**Given instruction:**
Pull out every line below that contains the word "elég".

**Material:**
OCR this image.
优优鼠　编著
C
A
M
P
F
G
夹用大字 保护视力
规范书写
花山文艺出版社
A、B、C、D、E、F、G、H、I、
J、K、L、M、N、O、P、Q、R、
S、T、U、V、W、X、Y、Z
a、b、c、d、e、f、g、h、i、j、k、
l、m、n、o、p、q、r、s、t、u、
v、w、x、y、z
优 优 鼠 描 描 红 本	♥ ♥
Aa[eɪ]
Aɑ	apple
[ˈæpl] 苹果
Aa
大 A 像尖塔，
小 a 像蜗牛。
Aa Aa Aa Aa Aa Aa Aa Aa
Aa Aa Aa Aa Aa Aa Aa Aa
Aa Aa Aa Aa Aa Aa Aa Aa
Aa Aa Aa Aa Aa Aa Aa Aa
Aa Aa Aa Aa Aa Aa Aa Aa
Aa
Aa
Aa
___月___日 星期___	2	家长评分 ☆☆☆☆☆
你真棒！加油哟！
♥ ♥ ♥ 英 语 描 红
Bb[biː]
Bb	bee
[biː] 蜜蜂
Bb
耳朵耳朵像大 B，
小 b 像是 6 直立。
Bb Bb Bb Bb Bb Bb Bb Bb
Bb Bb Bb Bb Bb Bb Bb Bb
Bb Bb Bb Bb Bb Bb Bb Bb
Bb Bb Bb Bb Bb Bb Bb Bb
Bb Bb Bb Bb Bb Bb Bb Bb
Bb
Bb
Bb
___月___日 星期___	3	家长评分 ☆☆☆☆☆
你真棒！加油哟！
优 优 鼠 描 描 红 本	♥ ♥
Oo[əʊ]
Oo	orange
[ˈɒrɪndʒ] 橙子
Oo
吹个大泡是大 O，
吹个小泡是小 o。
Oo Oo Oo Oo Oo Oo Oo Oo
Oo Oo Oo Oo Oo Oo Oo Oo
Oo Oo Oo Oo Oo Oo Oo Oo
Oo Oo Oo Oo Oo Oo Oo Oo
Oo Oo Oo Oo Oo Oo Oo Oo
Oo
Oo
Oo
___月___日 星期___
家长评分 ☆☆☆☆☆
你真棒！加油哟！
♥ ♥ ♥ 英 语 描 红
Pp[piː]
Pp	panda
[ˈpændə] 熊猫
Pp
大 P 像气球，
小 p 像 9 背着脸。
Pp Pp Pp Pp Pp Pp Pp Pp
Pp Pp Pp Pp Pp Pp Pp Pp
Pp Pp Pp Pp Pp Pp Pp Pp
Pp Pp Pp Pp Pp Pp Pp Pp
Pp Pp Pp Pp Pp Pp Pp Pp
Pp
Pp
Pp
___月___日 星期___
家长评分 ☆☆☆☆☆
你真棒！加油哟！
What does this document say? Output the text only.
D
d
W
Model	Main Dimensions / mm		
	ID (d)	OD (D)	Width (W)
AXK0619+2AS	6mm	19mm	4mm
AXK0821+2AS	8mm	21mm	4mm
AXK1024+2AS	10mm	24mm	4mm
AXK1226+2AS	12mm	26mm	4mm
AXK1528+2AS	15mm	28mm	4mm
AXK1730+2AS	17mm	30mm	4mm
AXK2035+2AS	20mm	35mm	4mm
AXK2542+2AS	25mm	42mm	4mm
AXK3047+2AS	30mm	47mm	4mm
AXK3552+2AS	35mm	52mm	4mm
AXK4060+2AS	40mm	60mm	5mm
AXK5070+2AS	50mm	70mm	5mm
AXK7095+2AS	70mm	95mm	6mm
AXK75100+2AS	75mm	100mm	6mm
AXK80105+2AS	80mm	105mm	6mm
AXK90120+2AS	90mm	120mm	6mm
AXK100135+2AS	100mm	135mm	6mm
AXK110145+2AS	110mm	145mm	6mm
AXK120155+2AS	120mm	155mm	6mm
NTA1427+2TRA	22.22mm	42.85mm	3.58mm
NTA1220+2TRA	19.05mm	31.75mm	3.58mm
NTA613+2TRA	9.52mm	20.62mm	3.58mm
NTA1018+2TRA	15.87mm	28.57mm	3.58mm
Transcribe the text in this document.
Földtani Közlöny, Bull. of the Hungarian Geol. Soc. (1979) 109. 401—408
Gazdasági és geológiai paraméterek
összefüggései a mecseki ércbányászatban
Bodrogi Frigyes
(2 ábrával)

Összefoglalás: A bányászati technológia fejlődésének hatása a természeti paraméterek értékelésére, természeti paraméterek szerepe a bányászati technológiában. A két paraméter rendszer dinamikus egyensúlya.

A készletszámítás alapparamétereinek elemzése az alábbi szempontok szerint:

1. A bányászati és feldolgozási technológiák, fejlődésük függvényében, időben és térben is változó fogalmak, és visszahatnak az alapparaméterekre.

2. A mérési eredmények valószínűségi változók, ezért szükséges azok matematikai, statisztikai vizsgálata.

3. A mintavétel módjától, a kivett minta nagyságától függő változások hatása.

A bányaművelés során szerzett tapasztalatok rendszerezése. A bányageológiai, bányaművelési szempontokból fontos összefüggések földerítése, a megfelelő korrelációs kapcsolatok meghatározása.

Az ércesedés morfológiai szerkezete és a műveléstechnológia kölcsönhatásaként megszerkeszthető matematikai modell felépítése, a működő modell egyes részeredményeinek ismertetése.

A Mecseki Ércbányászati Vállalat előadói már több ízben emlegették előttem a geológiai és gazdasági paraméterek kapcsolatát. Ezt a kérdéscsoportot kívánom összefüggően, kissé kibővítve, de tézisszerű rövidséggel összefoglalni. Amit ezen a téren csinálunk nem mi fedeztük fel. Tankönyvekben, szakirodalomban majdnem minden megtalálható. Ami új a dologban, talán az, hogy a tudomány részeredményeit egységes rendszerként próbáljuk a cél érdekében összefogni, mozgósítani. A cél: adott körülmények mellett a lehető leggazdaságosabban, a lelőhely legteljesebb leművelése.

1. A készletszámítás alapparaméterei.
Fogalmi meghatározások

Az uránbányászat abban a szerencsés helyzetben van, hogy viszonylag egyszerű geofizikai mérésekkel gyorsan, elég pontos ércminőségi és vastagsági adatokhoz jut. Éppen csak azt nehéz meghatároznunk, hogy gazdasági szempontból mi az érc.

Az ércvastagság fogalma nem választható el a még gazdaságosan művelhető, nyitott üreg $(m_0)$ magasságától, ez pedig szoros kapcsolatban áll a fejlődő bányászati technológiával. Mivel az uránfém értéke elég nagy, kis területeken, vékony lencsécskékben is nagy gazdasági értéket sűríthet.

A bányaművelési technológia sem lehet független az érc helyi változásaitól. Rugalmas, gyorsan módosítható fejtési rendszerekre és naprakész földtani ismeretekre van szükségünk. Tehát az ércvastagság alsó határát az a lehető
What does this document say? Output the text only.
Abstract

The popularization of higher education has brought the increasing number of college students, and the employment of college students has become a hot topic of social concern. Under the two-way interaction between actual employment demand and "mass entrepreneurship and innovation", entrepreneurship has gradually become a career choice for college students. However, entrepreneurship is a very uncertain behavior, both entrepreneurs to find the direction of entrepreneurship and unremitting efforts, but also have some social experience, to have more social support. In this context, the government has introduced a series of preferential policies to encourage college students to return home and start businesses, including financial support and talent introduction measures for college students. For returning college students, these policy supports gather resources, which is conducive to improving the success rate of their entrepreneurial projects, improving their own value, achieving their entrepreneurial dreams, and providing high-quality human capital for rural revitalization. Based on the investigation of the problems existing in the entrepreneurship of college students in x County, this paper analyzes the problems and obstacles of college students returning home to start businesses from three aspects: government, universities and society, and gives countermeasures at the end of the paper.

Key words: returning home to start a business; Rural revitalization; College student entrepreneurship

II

**Output:**
Az uránbányászat abban a szerencsés helyzetben van, hogy viszonylag egyszerű geofizikai mérésekkel gyorsan, elég pontos ércminőségi és vastagsági adatokhoz jut. Éppen csak azt nehéz meghatároznunk, hogy gazdasági szempontból mi az érc.
Az ércvastagság fogalma nem választható el a még gazdaságosan művelhető, nyitott üreg $(m_0)$ magasságától, ez pedig szoros kapcsolatban áll a fejlődő bányászati technológiával. Mivel az uránfém értéke elég nagy, kis területeken, vékony lencsécskékben is nagy gazdasági értéket sűríthet.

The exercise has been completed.